- _作業内容_: 本文から、「コロンビアの環境・持続可能な」を含む言葉で始まり「トロール)が会見に参加した。」で終わる部分を、一字も変えずに書き写してください。

***** 本文 *****

政府と産業界が大気汚染防止関連法の履行協力を表明

(コロンビア)

ボゴタ発

2019年08月09日

コロンビアの環境・持続可能な開発省は8月2日に記者会見し、官民の関係機関が協力して、自動車による大気汚染防止に関連する2019年法律第1964号(7月11日施行)と法律第1972号(7月18日施行)を履行していくことを表明した。産業界からは、コロンビア産業連盟(ANDI)、コロンビア商業組合(Fenalco)、コロンビア石油公社(エコペトロール)が会見に参加した。

***** 対象データ *****

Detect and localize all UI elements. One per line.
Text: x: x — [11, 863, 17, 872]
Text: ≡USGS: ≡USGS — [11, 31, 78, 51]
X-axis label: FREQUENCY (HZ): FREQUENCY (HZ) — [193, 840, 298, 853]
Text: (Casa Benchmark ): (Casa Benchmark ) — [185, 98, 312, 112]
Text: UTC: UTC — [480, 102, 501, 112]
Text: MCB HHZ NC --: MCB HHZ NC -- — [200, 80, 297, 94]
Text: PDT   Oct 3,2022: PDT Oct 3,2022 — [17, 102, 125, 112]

*****

- _作業結果_:
コロンビアの環境・持続可能な開発省は8月2日に記者会見し、官民の関係機関が協力して、自動車による大気汚染防止に関連する2019年法律第1964号(7月11日施行)と法律第1972号(7月18日施行)を履行していくことを表明した。産業界からは、コロンビア産業連盟(ANDI)、コロンビア商業組合(Fenalco)、コロンビア石油公社(エコペトロール)が会見に参加した。